### Exercise input
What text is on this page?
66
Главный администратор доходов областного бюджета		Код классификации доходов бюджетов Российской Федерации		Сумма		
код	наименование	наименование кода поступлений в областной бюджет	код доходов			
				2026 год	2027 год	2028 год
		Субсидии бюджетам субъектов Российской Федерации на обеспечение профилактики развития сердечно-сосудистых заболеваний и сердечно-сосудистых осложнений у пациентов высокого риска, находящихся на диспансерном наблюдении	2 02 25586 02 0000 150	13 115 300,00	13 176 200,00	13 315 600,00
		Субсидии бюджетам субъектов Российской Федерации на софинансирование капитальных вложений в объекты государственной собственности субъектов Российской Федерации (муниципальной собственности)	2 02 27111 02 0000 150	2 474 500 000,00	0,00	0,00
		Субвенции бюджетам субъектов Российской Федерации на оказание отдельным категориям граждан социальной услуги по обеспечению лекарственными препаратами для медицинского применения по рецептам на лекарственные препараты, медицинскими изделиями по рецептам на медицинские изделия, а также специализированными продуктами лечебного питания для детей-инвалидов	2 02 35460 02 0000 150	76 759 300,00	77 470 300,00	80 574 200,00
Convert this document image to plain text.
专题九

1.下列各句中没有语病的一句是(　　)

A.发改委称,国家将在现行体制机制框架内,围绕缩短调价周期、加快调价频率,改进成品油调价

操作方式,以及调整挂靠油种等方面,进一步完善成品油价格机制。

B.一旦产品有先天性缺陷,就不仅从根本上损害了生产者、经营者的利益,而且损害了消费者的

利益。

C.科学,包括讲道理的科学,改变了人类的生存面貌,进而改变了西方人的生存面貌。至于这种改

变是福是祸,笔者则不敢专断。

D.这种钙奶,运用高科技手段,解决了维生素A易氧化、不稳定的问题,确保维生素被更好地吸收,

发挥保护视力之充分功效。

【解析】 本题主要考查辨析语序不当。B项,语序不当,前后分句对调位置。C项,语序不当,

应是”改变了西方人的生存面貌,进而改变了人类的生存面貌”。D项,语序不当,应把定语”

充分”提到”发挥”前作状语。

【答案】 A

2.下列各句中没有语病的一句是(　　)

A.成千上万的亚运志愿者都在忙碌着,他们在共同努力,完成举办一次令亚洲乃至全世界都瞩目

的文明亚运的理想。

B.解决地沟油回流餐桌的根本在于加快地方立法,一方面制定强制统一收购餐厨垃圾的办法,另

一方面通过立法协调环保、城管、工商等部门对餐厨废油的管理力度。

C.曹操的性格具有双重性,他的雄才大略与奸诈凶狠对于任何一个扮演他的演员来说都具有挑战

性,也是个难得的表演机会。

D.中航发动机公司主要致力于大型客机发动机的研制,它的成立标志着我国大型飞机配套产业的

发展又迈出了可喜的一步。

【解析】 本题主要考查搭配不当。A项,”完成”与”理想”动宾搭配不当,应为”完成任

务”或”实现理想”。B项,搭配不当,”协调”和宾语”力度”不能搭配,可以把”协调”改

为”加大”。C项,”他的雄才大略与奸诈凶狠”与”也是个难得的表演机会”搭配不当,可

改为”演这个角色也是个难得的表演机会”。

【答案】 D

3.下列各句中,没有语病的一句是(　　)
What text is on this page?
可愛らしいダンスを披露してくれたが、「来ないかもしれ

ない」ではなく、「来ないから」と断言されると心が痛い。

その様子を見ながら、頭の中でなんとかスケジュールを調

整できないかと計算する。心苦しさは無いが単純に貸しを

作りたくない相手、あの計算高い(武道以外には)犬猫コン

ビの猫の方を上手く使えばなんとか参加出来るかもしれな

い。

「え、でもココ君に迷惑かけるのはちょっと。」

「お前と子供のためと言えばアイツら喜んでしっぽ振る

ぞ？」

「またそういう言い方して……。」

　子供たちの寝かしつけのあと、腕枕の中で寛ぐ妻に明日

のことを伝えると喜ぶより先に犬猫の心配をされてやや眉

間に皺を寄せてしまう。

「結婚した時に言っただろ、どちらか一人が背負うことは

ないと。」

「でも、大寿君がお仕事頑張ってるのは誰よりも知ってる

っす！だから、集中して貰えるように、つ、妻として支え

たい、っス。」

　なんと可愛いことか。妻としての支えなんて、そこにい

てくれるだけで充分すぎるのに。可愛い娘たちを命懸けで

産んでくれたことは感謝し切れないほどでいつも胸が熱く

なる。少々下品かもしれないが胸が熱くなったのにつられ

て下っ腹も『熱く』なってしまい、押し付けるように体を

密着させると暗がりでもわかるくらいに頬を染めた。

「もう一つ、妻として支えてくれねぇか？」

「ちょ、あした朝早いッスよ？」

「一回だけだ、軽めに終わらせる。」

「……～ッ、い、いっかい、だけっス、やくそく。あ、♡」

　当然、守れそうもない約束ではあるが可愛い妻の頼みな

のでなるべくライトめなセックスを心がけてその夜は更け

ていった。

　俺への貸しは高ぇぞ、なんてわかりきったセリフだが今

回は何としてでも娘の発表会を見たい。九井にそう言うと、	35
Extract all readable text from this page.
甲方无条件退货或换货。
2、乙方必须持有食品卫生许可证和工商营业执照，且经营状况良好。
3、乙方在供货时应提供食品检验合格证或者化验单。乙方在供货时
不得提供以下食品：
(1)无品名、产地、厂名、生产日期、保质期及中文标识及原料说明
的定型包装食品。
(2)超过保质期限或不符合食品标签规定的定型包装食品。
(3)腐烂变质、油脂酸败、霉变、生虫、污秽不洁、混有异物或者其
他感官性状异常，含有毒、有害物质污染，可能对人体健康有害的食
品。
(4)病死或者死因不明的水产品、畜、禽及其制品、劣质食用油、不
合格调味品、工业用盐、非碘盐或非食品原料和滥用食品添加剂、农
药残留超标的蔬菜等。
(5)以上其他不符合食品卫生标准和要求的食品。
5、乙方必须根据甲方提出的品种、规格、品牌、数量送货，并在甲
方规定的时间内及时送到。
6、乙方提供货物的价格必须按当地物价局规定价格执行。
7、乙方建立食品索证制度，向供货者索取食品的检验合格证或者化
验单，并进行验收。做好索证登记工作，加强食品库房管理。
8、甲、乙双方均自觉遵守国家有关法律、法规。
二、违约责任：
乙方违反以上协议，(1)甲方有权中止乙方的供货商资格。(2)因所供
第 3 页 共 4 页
######
Task statement: Copy out each line in the preceding records that contains "语序不当".

Output of the task:
【解析】 本题主要考查辨析语序不当。B项,语序不当,前后分句对调位置。C项,语序不当,
应是”改变了西方人的生存面貌,进而改变了人类的生存面貌”。D项,语序不当,应把定语”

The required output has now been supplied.